- WORK TO DO
Go through the records and show each line where the word "noise" occurs.

- RECORD EXTRACTS
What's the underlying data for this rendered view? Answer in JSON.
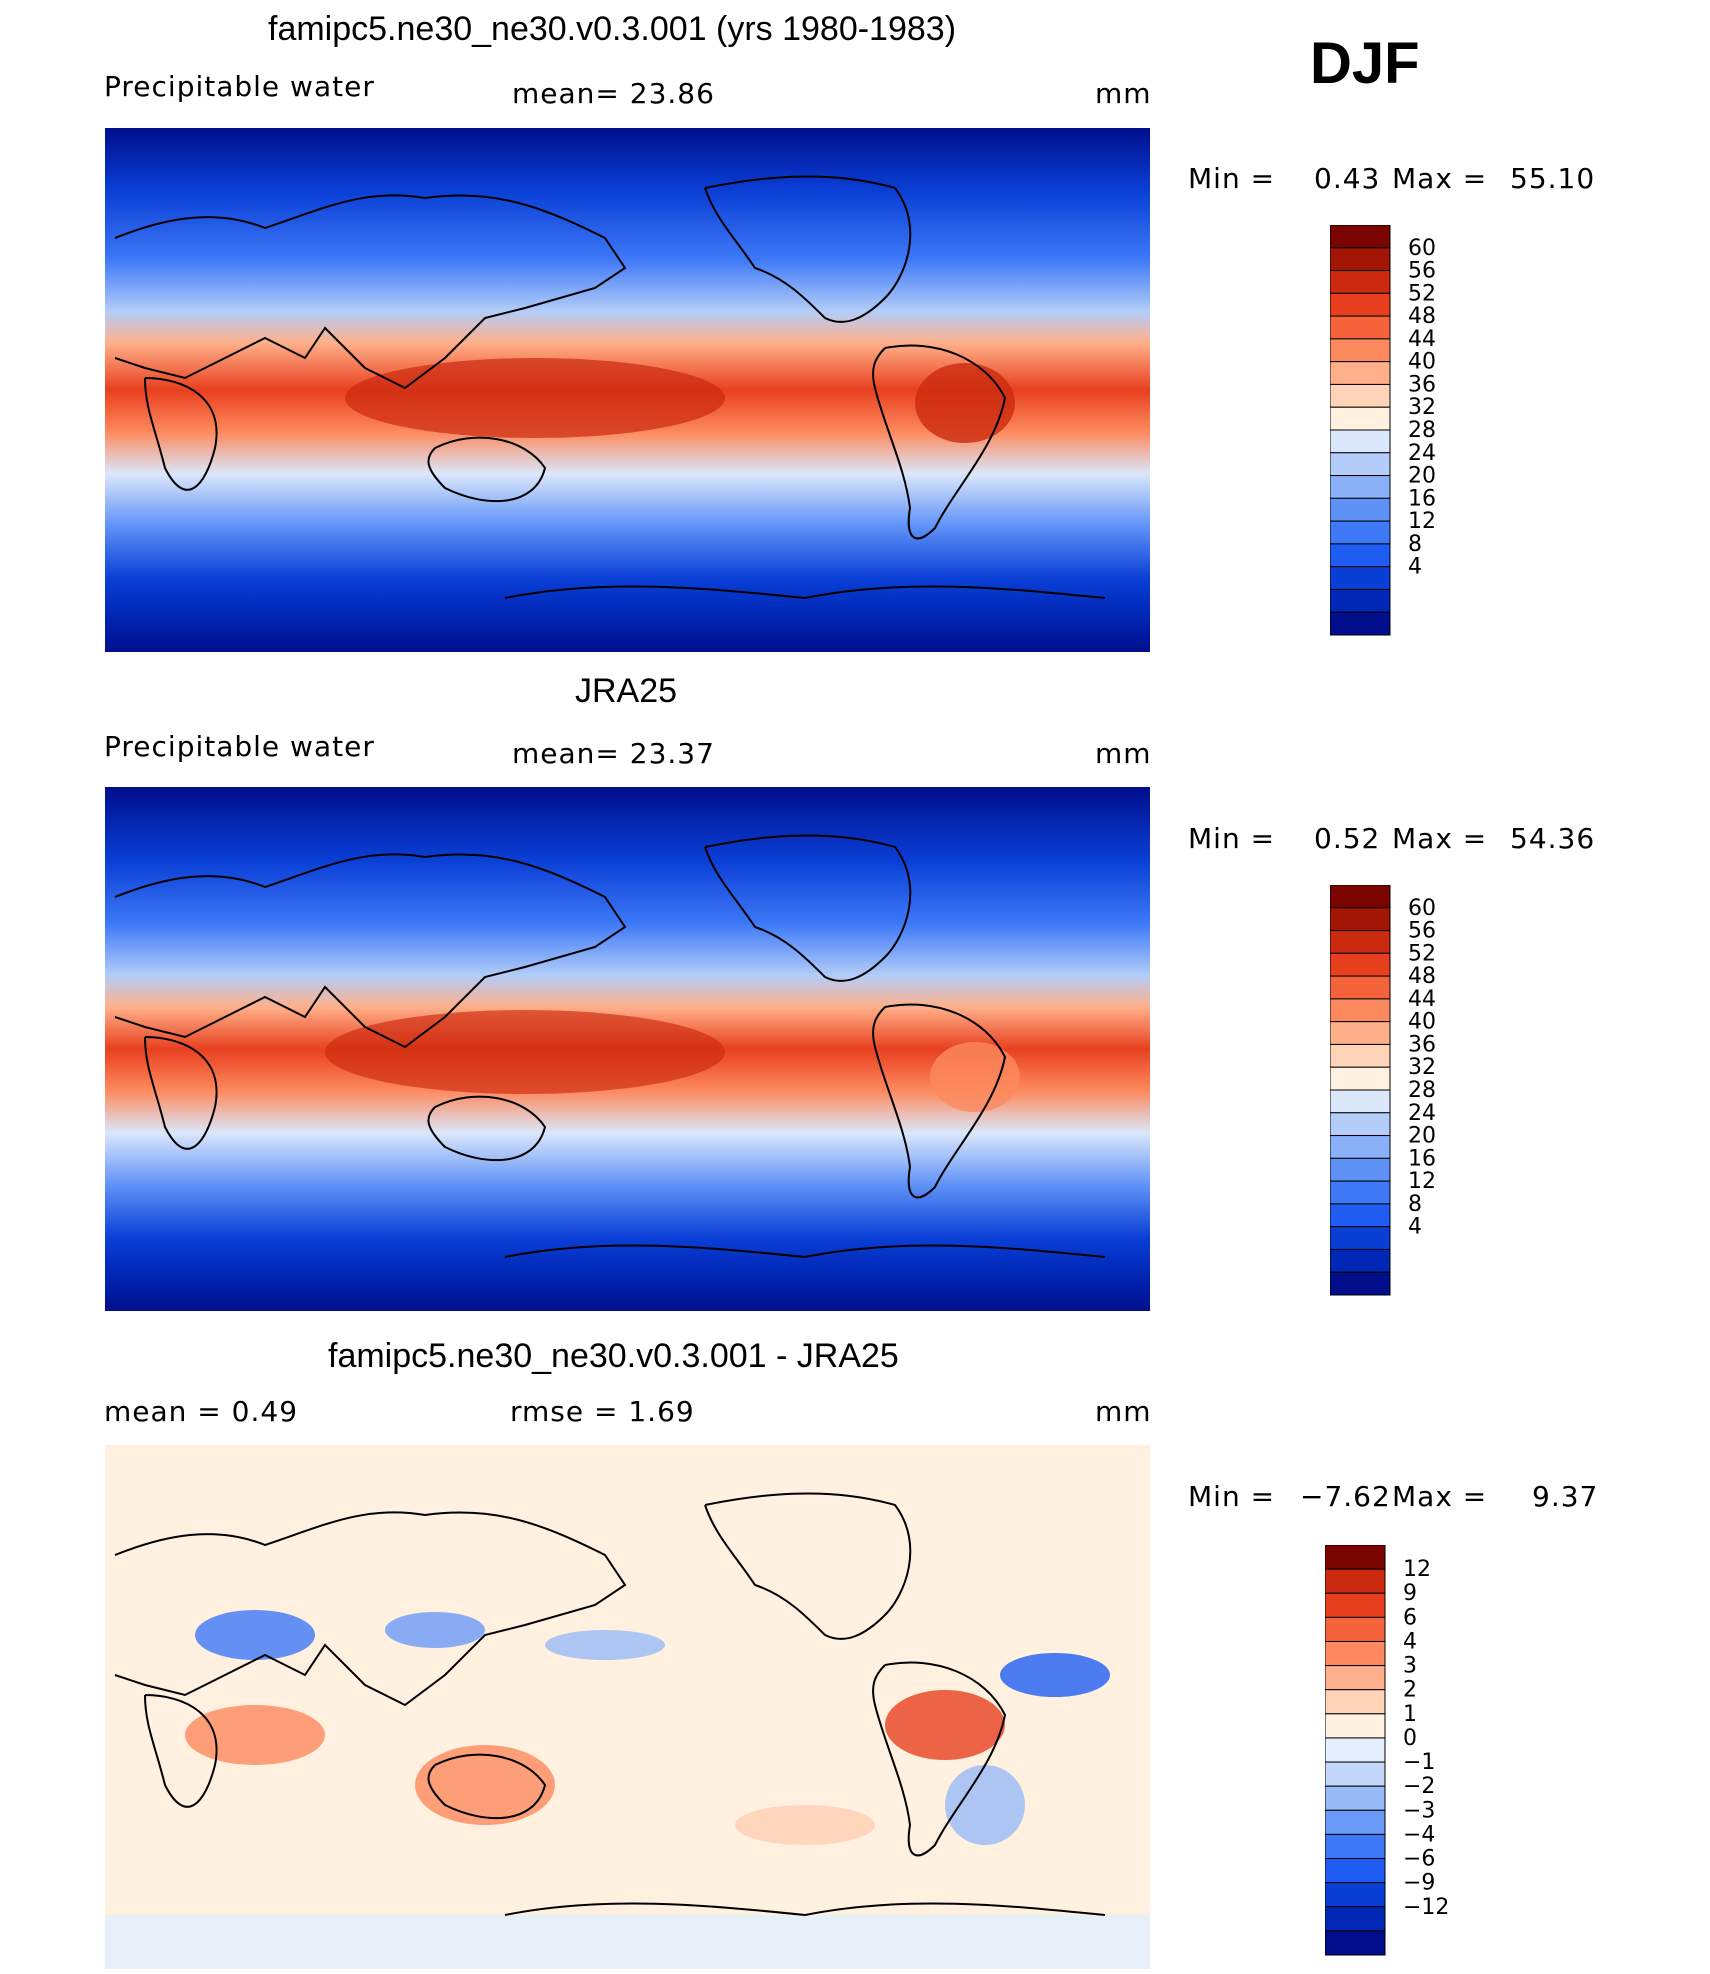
{
  "season": "DJF",
  "colors": {
    "pw": [
      "#000e8c",
      "#0027b5",
      "#0a3fd6",
      "#1f5cf2",
      "#3d78f7",
      "#5f92f7",
      "#8ab0f7",
      "#b3cdf8",
      "#dbe7fb",
      "#fff0e0",
      "#ffd3b8",
      "#ffb08a",
      "#fd8a5e",
      "#f5633a",
      "#e8401f",
      "#cc2a0e",
      "#a31505",
      "#7a0500"
    ],
    "diff": [
      "#000e8c",
      "#0027b5",
      "#0a3fd6",
      "#1f5cf2",
      "#3d78f7",
      "#6a9af7",
      "#98baf7",
      "#c4d9fa",
      "#e4eefc",
      "#fff0e0",
      "#ffd3b8",
      "#ffb08a",
      "#fd8a5e",
      "#f5633a",
      "#e8401f",
      "#cc2a0e",
      "#7a0500"
    ]
  },
  "panels": [
    {
      "title": "famipc5.ne30_ne30.v0.3.001 (yrs 1980-1983)",
      "left_label": "Precipitable  water",
      "center_label": "mean=   23.86",
      "units": "mm",
      "min_label": "Min  =",
      "min_value": "0.43",
      "max_label": "Max  =",
      "max_value": "55.10",
      "colorbar_levels": [
        "60",
        "56",
        "52",
        "48",
        "44",
        "40",
        "36",
        "32",
        "28",
        "24",
        "20",
        "16",
        "12",
        "8",
        "4"
      ]
    },
    {
      "title": "JRA25",
      "left_label": "Precipitable  water",
      "center_label": "mean=   23.37",
      "units": "mm",
      "min_label": "Min  =",
      "min_value": "0.52",
      "max_label": "Max  =",
      "max_value": "54.36",
      "colorbar_levels": [
        "60",
        "56",
        "52",
        "48",
        "44",
        "40",
        "36",
        "32",
        "28",
        "24",
        "20",
        "16",
        "12",
        "8",
        "4"
      ]
    },
    {
      "title": "famipc5.ne30_ne30.v0.3.001 - JRA25",
      "left_label": "mean  =     0.49",
      "center_label": "rmse  =     1.69",
      "units": "mm",
      "min_label": "Min  =",
      "min_value": "−7.62",
      "max_label": "Max  =",
      "max_value": "9.37",
      "colorbar_levels": [
        "12",
        "9",
        "6",
        "4",
        "3",
        "2",
        "1",
        "0",
        "−1",
        "−2",
        "−3",
        "−4",
        "−6",
        "−9",
        "−12"
      ]
    }
  ]
}
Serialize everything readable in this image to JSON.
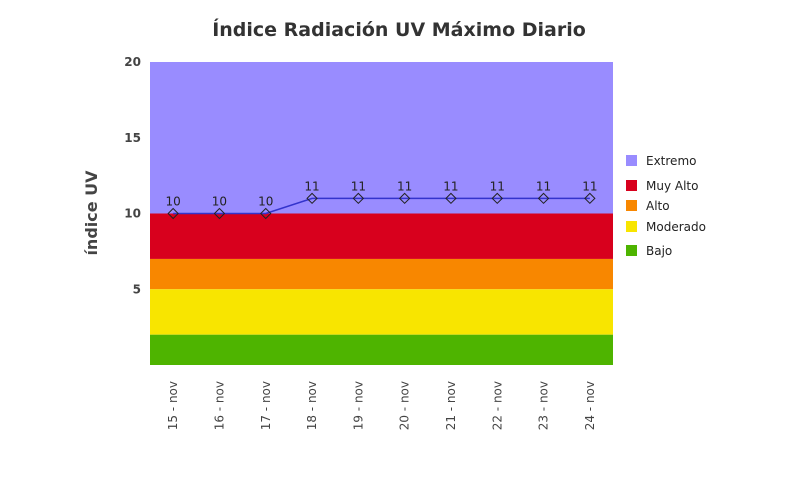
{
  "chart_data": {
    "type": "line",
    "title": "Índice Radiación UV Máximo Diario",
    "ylabel": "índice UV",
    "xlabel": "",
    "ylim": [
      0,
      20
    ],
    "yticks": [
      5,
      10,
      15,
      20
    ],
    "categories": [
      "15 - nov",
      "16 - nov",
      "17 - nov",
      "18 - nov",
      "19 - nov",
      "20 - nov",
      "21 - nov",
      "22 - nov",
      "23 - nov",
      "24 - nov"
    ],
    "series": [
      {
        "values": [
          10,
          10,
          10,
          11,
          11,
          11,
          11,
          11,
          11,
          11
        ],
        "color": "#3333cc"
      }
    ],
    "bands": [
      {
        "name": "Extremo",
        "from": 10,
        "to": 20,
        "color": "#998cff"
      },
      {
        "name": "Muy Alto",
        "from": 7,
        "to": 10,
        "color": "#d8001d"
      },
      {
        "name": "Alto",
        "from": 5,
        "to": 7,
        "color": "#f88700"
      },
      {
        "name": "Moderado",
        "from": 2,
        "to": 5,
        "color": "#f8e500"
      },
      {
        "name": "Bajo",
        "from": 0,
        "to": 2,
        "color": "#4eb400"
      }
    ],
    "legend_position": "right",
    "grid": false
  }
}
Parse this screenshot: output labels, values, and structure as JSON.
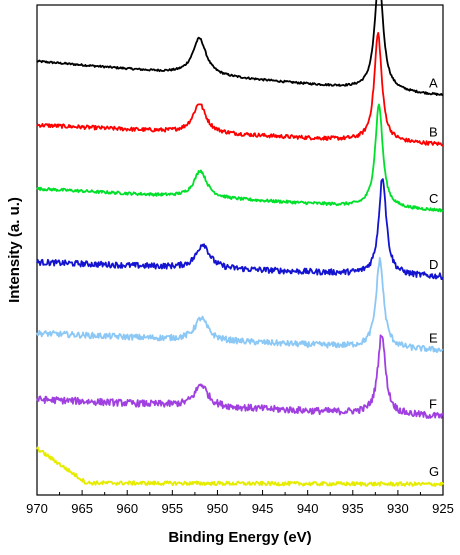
{
  "chart_data": {
    "type": "line",
    "title": "",
    "xlabel": "Binding Energy (eV)",
    "ylabel": "Intensity (a. u.)",
    "x_reversed": true,
    "xlim": [
      970,
      925
    ],
    "x_ticks": [
      970,
      965,
      960,
      955,
      950,
      945,
      940,
      935,
      930,
      925
    ],
    "y_ticks_shown": false,
    "grid": false,
    "legend": "none",
    "series": [
      {
        "name": "A",
        "color": "#000000",
        "offset": 0.885,
        "baseline_left": 0.0,
        "baseline_right": -0.07,
        "noise": 0.002,
        "peaks": [
          {
            "center": 952.0,
            "height": 0.075,
            "width": 0.9
          },
          {
            "center": 932.1,
            "height": 0.235,
            "width": 0.55
          }
        ]
      },
      {
        "name": "B",
        "color": "#ff0000",
        "offset": 0.755,
        "baseline_left": 0.0,
        "baseline_right": -0.04,
        "noise": 0.004,
        "peaks": [
          {
            "center": 952.0,
            "height": 0.06,
            "width": 0.85
          },
          {
            "center": 932.2,
            "height": 0.22,
            "width": 0.5
          }
        ]
      },
      {
        "name": "C",
        "color": "#00e02a",
        "offset": 0.625,
        "baseline_left": 0.0,
        "baseline_right": -0.045,
        "noise": 0.003,
        "peaks": [
          {
            "center": 951.9,
            "height": 0.055,
            "width": 0.85
          },
          {
            "center": 932.1,
            "height": 0.21,
            "width": 0.5
          }
        ]
      },
      {
        "name": "D",
        "color": "#1414d0",
        "offset": 0.475,
        "baseline_left": 0.0,
        "baseline_right": -0.03,
        "noise": 0.006,
        "peaks": [
          {
            "center": 951.6,
            "height": 0.05,
            "width": 0.85
          },
          {
            "center": 931.7,
            "height": 0.2,
            "width": 0.5
          }
        ]
      },
      {
        "name": "E",
        "color": "#8cc8f5",
        "offset": 0.33,
        "baseline_left": 0.0,
        "baseline_right": -0.035,
        "noise": 0.006,
        "peaks": [
          {
            "center": 951.8,
            "height": 0.045,
            "width": 0.85
          },
          {
            "center": 932.0,
            "height": 0.18,
            "width": 0.5
          }
        ]
      },
      {
        "name": "F",
        "color": "#a040e0",
        "offset": 0.195,
        "baseline_left": 0.0,
        "baseline_right": -0.035,
        "noise": 0.007,
        "peaks": [
          {
            "center": 951.8,
            "height": 0.045,
            "width": 0.85
          },
          {
            "center": 931.8,
            "height": 0.165,
            "width": 0.5
          }
        ]
      },
      {
        "name": "G",
        "color": "#e6ec00",
        "offset": 0.025,
        "baseline_left": 0.0,
        "baseline_right": -0.003,
        "noise": 0.004,
        "rising_edge": {
          "from": 970,
          "to": 964.5,
          "height": 0.07
        },
        "peaks": []
      }
    ]
  }
}
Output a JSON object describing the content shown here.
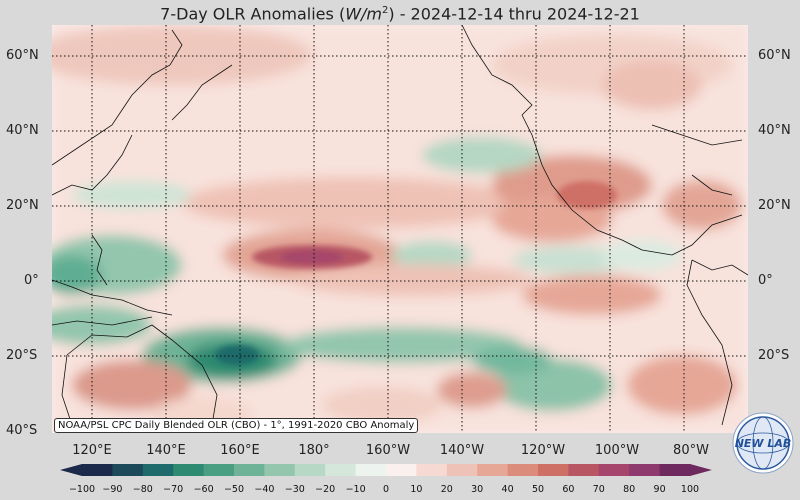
{
  "title": {
    "prefix": "7-Day OLR Anomalies (",
    "unit_var": "W/m",
    "unit_exp": "2",
    "suffix": ") - 2024-12-14 thru 2024-12-21"
  },
  "map": {
    "latitude_labels": [
      "60°N",
      "40°N",
      "20°N",
      "0°",
      "20°S",
      "40°S"
    ],
    "longitude_labels": [
      "120°E",
      "140°E",
      "160°E",
      "180°",
      "160°W",
      "140°W",
      "120°W",
      "100°W",
      "80°W"
    ],
    "attribution": "NOAA/PSL CPC Daily Blended OLR (CBO) - 1°, 1991-2020 CBO Anomaly",
    "anomaly_regions": [
      {
        "name": "central-pacific-positive",
        "value": 70,
        "color": "#a6466c"
      },
      {
        "name": "equatorial-pacific-positive",
        "value": 35,
        "color": "#d98a80"
      },
      {
        "name": "mexico-positive",
        "value": 35,
        "color": "#d68376"
      },
      {
        "name": "us-southeast-positive",
        "value": 25,
        "color": "#e3a696"
      },
      {
        "name": "north-pacific-positive",
        "value": 15,
        "color": "#efc2b6"
      },
      {
        "name": "coral-sea-negative",
        "value": -55,
        "color": "#2e8a70"
      },
      {
        "name": "maritime-continent-negative",
        "value": -35,
        "color": "#5fae93"
      },
      {
        "name": "south-pacific-negative",
        "value": -30,
        "color": "#72b89e"
      },
      {
        "name": "north-pacific-negative",
        "value": -25,
        "color": "#9dcab4"
      },
      {
        "name": "australia-positive",
        "value": 30,
        "color": "#dc9a8c"
      },
      {
        "name": "south-pacific-positive",
        "value": 30,
        "color": "#de9d8e"
      }
    ]
  },
  "colorbar": {
    "ticks": [
      "−100",
      "−90",
      "−80",
      "−70",
      "−60",
      "−50",
      "−40",
      "−30",
      "−20",
      "−10",
      "0",
      "10",
      "20",
      "30",
      "40",
      "50",
      "60",
      "70",
      "80",
      "90",
      "100"
    ],
    "colors": [
      "#1b2a4a",
      "#1d4a5a",
      "#1f6a6a",
      "#2e8a70",
      "#4a9e82",
      "#6eb397",
      "#93c6ad",
      "#b6d8c4",
      "#d4e7da",
      "#edf3ef",
      "#faf0ee",
      "#f5d9d2",
      "#eec2b6",
      "#e6a797",
      "#dc8c7b",
      "#cf7066",
      "#b85663",
      "#a6466c",
      "#8e3a6e",
      "#6e2a5e"
    ]
  },
  "logo": {
    "text": "NEW LAB"
  }
}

- EXPECTED OUTPUT
        "noise": 0.002,
        "noise": 0.004,
        "noise": 0.003,
        "noise": 0.006,
        "noise": 0.006,
        "noise": 0.007,
        "noise": 0.004,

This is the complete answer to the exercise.